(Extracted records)
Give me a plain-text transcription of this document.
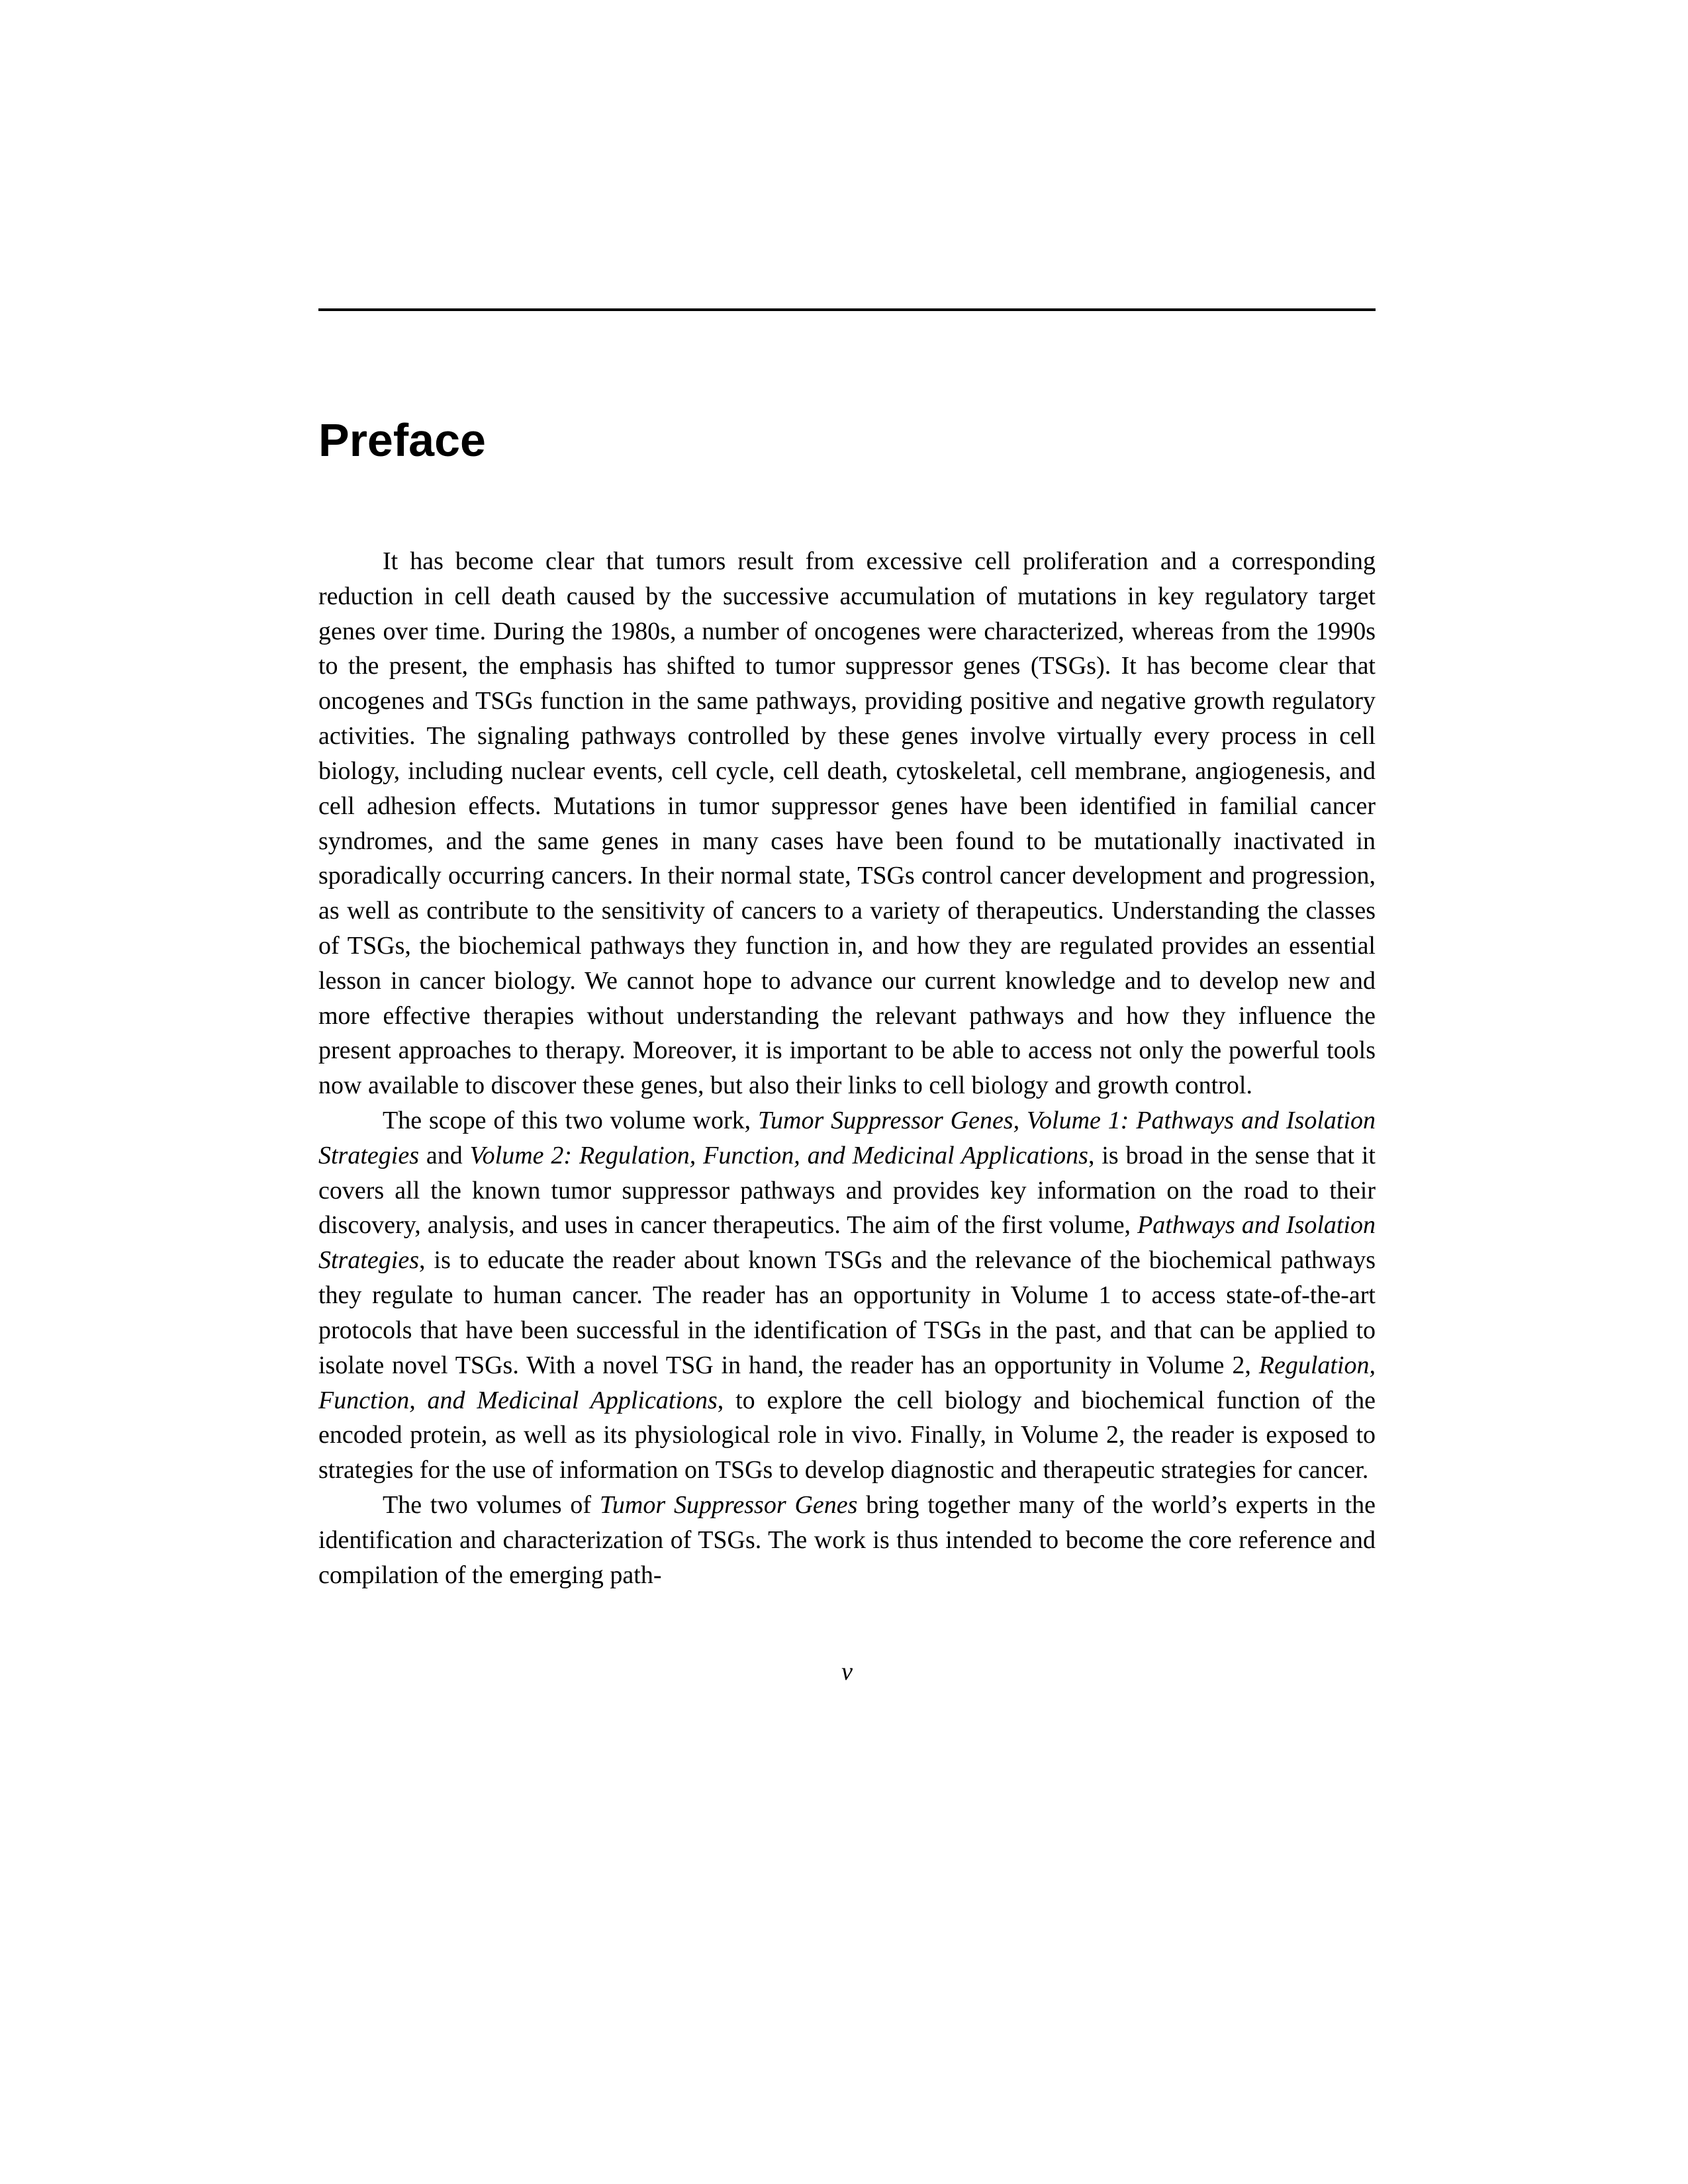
Preface

It has become clear that tumors result from excessive cell proliferation and a corresponding reduction in cell death caused by the successive accumulation of mutations in key regulatory target genes over time. During the 1980s, a number of oncogenes were characterized, whereas from the 1990s to the present, the emphasis has shifted to tumor suppressor genes (TSGs). It has become clear that oncogenes and TSGs function in the same pathways, providing positive and negative growth regulatory activities. The signaling pathways controlled by these genes involve virtually every process in cell biology, including nuclear events, cell cycle, cell death, cytoskeletal, cell membrane, angiogenesis, and cell adhesion effects. Mutations in tumor suppressor genes have been identified in familial cancer syndromes, and the same genes in many cases have been found to be mutationally inactivated in sporadically occurring cancers. In their normal state, TSGs control cancer development and progression, as well as contribute to the sensitivity of cancers to a variety of therapeutics. Understanding the classes of TSGs, the biochemical pathways they function in, and how they are regulated provides an essential lesson in cancer biology. We cannot hope to advance our current knowledge and to develop new and more effective therapies without understanding the relevant pathways and how they influence the present approaches to therapy. Moreover, it is important to be able to access not only the powerful tools now available to discover these genes, but also their links to cell biology and growth control.

The scope of this two volume work, Tumor Suppressor Genes, Volume 1: Pathways and Isolation Strategies and Volume 2: Regulation, Function, and Medicinal Applications, is broad in the sense that it covers all the known tumor suppressor pathways and provides key information on the road to their discovery, analysis, and uses in cancer therapeutics. The aim of the first volume, Pathways and Isolation Strategies, is to educate the reader about known TSGs and the relevance of the biochemical pathways they regulate to human cancer. The reader has an opportunity in Volume 1 to access state-of-the-art protocols that have been successful in the identification of TSGs in the past, and that can be applied to isolate novel TSGs. With a novel TSG in hand, the reader has an opportunity in Volume 2, Regulation, Function, and Medicinal Applications, to explore the cell biology and biochemical function of the encoded protein, as well as its physiological role in vivo. Finally, in Volume 2, the reader is exposed to strategies for the use of information on TSGs to develop diagnostic and therapeutic strategies for cancer.

The two volumes of Tumor Suppressor Genes bring together many of the world’s experts in the identification and characterization of TSGs. The work is thus intended to become the core reference and compilation of the emerging path-

v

• **HOW TO COMPLETE THIS TASK**:
Excluding images, return all of the records above word for word.

• **YOUR SOLUTION**:
Give me a plain-text transcription of this document.
Preface

It has become clear that tumors result from excessive cell proliferation and a corresponding reduction in cell death caused by the successive accumulation of mutations in key regulatory target genes over time. During the 1980s, a number of oncogenes were characterized, whereas from the 1990s to the present, the emphasis has shifted to tumor suppressor genes (TSGs). It has become clear that oncogenes and TSGs function in the same pathways, providing positive and negative growth regulatory activities. The signaling pathways controlled by these genes involve virtually every process in cell biology, including nuclear events, cell cycle, cell death, cytoskeletal, cell membrane, angiogenesis, and cell adhesion effects. Mutations in tumor suppressor genes have been identified in familial cancer syndromes, and the same genes in many cases have been found to be mutationally inactivated in sporadically occurring cancers. In their normal state, TSGs control cancer development and progression, as well as contribute to the sensitivity of cancers to a variety of therapeutics. Understanding the classes of TSGs, the biochemical pathways they function in, and how they are regulated provides an essential lesson in cancer biology. We cannot hope to advance our current knowledge and to develop new and more effective therapies without understanding the relevant pathways and how they influence the present approaches to therapy. Moreover, it is important to be able to access not only the powerful tools now available to discover these genes, but also their links to cell biology and growth control.

The scope of this two volume work, Tumor Suppressor Genes, Volume 1: Pathways and Isolation Strategies and Volume 2: Regulation, Function, and Medicinal Applications, is broad in the sense that it covers all the known tumor suppressor pathways and provides key information on the road to their discovery, analysis, and uses in cancer therapeutics. The aim of the first volume, Pathways and Isolation Strategies, is to educate the reader about known TSGs and the relevance of the biochemical pathways they regulate to human cancer. The reader has an opportunity in Volume 1 to access state-of-the-art protocols that have been successful in the identification of TSGs in the past, and that can be applied to isolate novel TSGs. With a novel TSG in hand, the reader has an opportunity in Volume 2, Regulation, Function, and Medicinal Applications, to explore the cell biology and biochemical function of the encoded protein, as well as its physiological role in vivo. Finally, in Volume 2, the reader is exposed to strategies for the use of information on TSGs to develop diagnostic and therapeutic strategies for cancer.

The two volumes of Tumor Suppressor Genes bring together many of the world’s experts in the identification and characterization of TSGs. The work is thus intended to become the core reference and compilation of the emerging path-

v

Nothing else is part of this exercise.